_PROBLEM DETAILS_
Repeat the material below word for word and leave out all pictures.

_RECORDS SUPPLIED_
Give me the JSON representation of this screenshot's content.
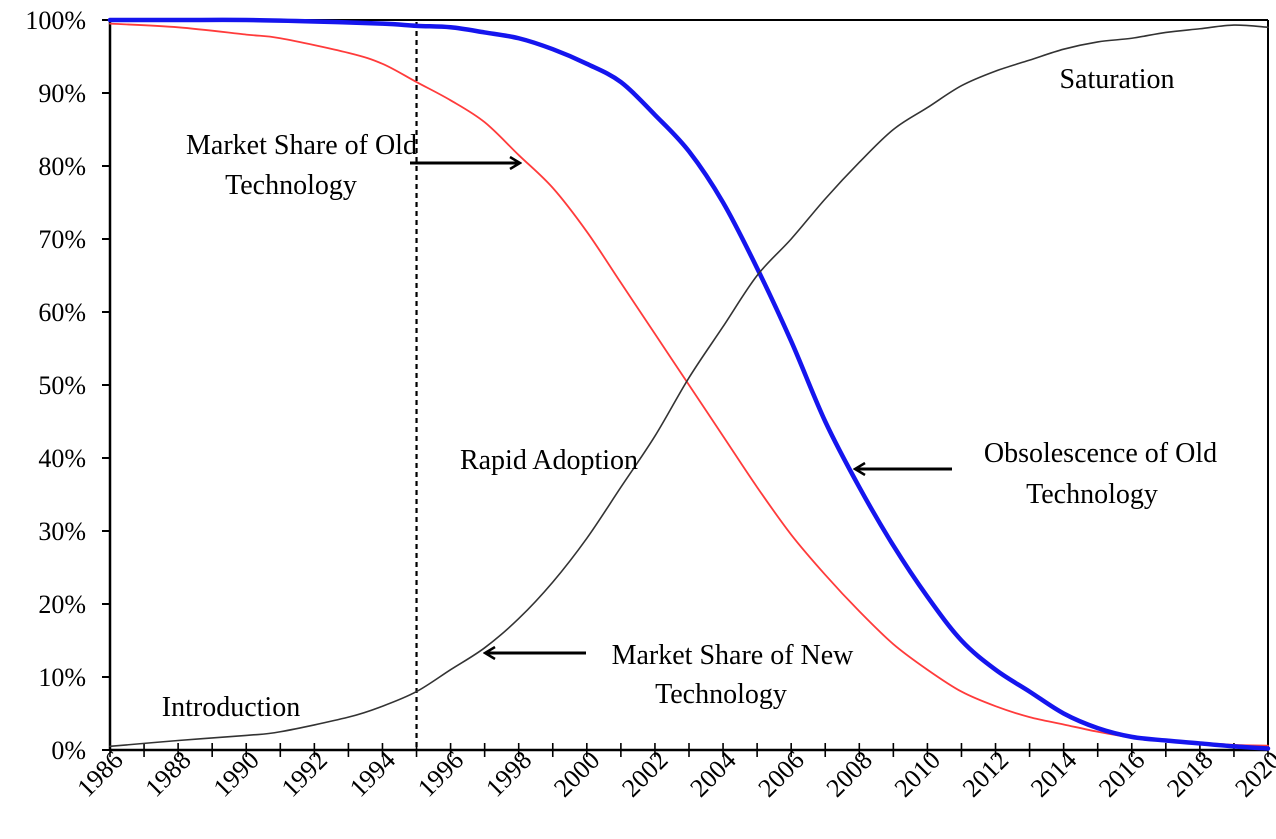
{
  "chart_data": {
    "type": "line",
    "title": "",
    "xlabel": "",
    "ylabel": "",
    "xlim": [
      1986,
      2020
    ],
    "ylim": [
      0,
      100
    ],
    "grid": false,
    "x_ticks": [
      "1986",
      "1988",
      "1990",
      "1992",
      "1994",
      "1996",
      "1998",
      "2000",
      "2002",
      "2004",
      "2006",
      "2008",
      "2010",
      "2012",
      "2014",
      "2016",
      "2018",
      "2020"
    ],
    "y_ticks": [
      "0%",
      "10%",
      "20%",
      "30%",
      "40%",
      "50%",
      "60%",
      "70%",
      "80%",
      "90%",
      "100%"
    ],
    "reference_line": {
      "x": 1995,
      "style": "dashed"
    },
    "series": [
      {
        "color": "#ff3b3b",
        "x": [
          1986,
          1988,
          1990,
          1991,
          1993,
          1994,
          1995,
          1996,
          1997,
          1998,
          1999,
          2000,
          2001,
          2002,
          2003,
          2004,
          2005,
          2006,
          2007,
          2008,
          2009,
          2010,
          2011,
          2012,
          2013,
          2014,
          2015,
          2016,
          2017,
          2018,
          2019,
          2020
        ],
        "values": [
          99.5,
          99,
          98,
          97.5,
          95.5,
          94,
          91.5,
          89,
          86,
          81.5,
          77,
          71,
          64,
          57,
          50,
          43,
          36,
          29.5,
          24,
          19,
          14.5,
          11,
          8,
          6,
          4.5,
          3.5,
          2.5,
          1.7,
          1.2,
          1,
          0.7,
          0.6
        ]
      },
      {
        "color": "#1515ee",
        "x": [
          1986,
          1988,
          1990,
          1992,
          1994,
          1995,
          1996,
          1997,
          1998,
          1999,
          2000,
          2001,
          2002,
          2003,
          2004,
          2005,
          2006,
          2007,
          2008,
          2009,
          2010,
          2011,
          2012,
          2013,
          2014,
          2015,
          2016,
          2017,
          2018,
          2019,
          2020
        ],
        "values": [
          100,
          100,
          100,
          99.8,
          99.5,
          99.2,
          99,
          98.3,
          97.5,
          96,
          94,
          91.5,
          87,
          82,
          75,
          66,
          56,
          45,
          36,
          28,
          21,
          15,
          11,
          8,
          5,
          3,
          1.8,
          1.3,
          0.9,
          0.5,
          0.2
        ]
      },
      {
        "color": "#333333",
        "x": [
          1986,
          1988,
          1990,
          1991,
          1993,
          1994,
          1995,
          1996,
          1997,
          1998,
          1999,
          2000,
          2001,
          2002,
          2003,
          2004,
          2005,
          2006,
          2007,
          2008,
          2009,
          2010,
          2011,
          2012,
          2013,
          2014,
          2015,
          2016,
          2017,
          2018,
          2019,
          2020
        ],
        "values": [
          0.5,
          1.3,
          2,
          2.5,
          4.5,
          6,
          8,
          11,
          14,
          18,
          23,
          29,
          36,
          43,
          51,
          58,
          65,
          70,
          75.5,
          80.5,
          85,
          88,
          91,
          93,
          94.5,
          96,
          97,
          97.5,
          98.3,
          98.8,
          99.3,
          99
        ]
      }
    ],
    "annotations": [
      {
        "lines": [
          "Market Share of Old",
          "Technology"
        ]
      },
      {
        "lines": [
          "Saturation"
        ]
      },
      {
        "lines": [
          "Rapid Adoption"
        ]
      },
      {
        "lines": [
          "Obsolescence of Old",
          "Technology"
        ]
      },
      {
        "lines": [
          "Market Share of New",
          "Technology"
        ]
      },
      {
        "lines": [
          "Introduction"
        ]
      }
    ]
  }
}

_TASK SOLUTION_
Give me the JSON representation of this screenshot's content.
{
  "chart_data": {
    "type": "line",
    "title": "",
    "xlabel": "",
    "ylabel": "",
    "xlim": [
      1986,
      2020
    ],
    "ylim": [
      0,
      100
    ],
    "grid": false,
    "x_ticks": [
      "1986",
      "1988",
      "1990",
      "1992",
      "1994",
      "1996",
      "1998",
      "2000",
      "2002",
      "2004",
      "2006",
      "2008",
      "2010",
      "2012",
      "2014",
      "2016",
      "2018",
      "2020"
    ],
    "y_ticks": [
      "0%",
      "10%",
      "20%",
      "30%",
      "40%",
      "50%",
      "60%",
      "70%",
      "80%",
      "90%",
      "100%"
    ],
    "reference_line": {
      "x": 1995,
      "style": "dashed"
    },
    "series": [
      {
        "color": "#ff3b3b",
        "x": [
          1986,
          1988,
          1990,
          1991,
          1993,
          1994,
          1995,
          1996,
          1997,
          1998,
          1999,
          2000,
          2001,
          2002,
          2003,
          2004,
          2005,
          2006,
          2007,
          2008,
          2009,
          2010,
          2011,
          2012,
          2013,
          2014,
          2015,
          2016,
          2017,
          2018,
          2019,
          2020
        ],
        "values": [
          99.5,
          99,
          98,
          97.5,
          95.5,
          94,
          91.5,
          89,
          86,
          81.5,
          77,
          71,
          64,
          57,
          50,
          43,
          36,
          29.5,
          24,
          19,
          14.5,
          11,
          8,
          6,
          4.5,
          3.5,
          2.5,
          1.7,
          1.2,
          1,
          0.7,
          0.6
        ]
      },
      {
        "color": "#1515ee",
        "x": [
          1986,
          1988,
          1990,
          1992,
          1994,
          1995,
          1996,
          1997,
          1998,
          1999,
          2000,
          2001,
          2002,
          2003,
          2004,
          2005,
          2006,
          2007,
          2008,
          2009,
          2010,
          2011,
          2012,
          2013,
          2014,
          2015,
          2016,
          2017,
          2018,
          2019,
          2020
        ],
        "values": [
          100,
          100,
          100,
          99.8,
          99.5,
          99.2,
          99,
          98.3,
          97.5,
          96,
          94,
          91.5,
          87,
          82,
          75,
          66,
          56,
          45,
          36,
          28,
          21,
          15,
          11,
          8,
          5,
          3,
          1.8,
          1.3,
          0.9,
          0.5,
          0.2
        ]
      },
      {
        "color": "#333333",
        "x": [
          1986,
          1988,
          1990,
          1991,
          1993,
          1994,
          1995,
          1996,
          1997,
          1998,
          1999,
          2000,
          2001,
          2002,
          2003,
          2004,
          2005,
          2006,
          2007,
          2008,
          2009,
          2010,
          2011,
          2012,
          2013,
          2014,
          2015,
          2016,
          2017,
          2018,
          2019,
          2020
        ],
        "values": [
          0.5,
          1.3,
          2,
          2.5,
          4.5,
          6,
          8,
          11,
          14,
          18,
          23,
          29,
          36,
          43,
          51,
          58,
          65,
          70,
          75.5,
          80.5,
          85,
          88,
          91,
          93,
          94.5,
          96,
          97,
          97.5,
          98.3,
          98.8,
          99.3,
          99
        ]
      }
    ],
    "annotations": [
      {
        "lines": [
          "Market Share of Old",
          "Technology"
        ]
      },
      {
        "lines": [
          "Saturation"
        ]
      },
      {
        "lines": [
          "Rapid Adoption"
        ]
      },
      {
        "lines": [
          "Obsolescence of Old",
          "Technology"
        ]
      },
      {
        "lines": [
          "Market Share of New",
          "Technology"
        ]
      },
      {
        "lines": [
          "Introduction"
        ]
      }
    ]
  }
}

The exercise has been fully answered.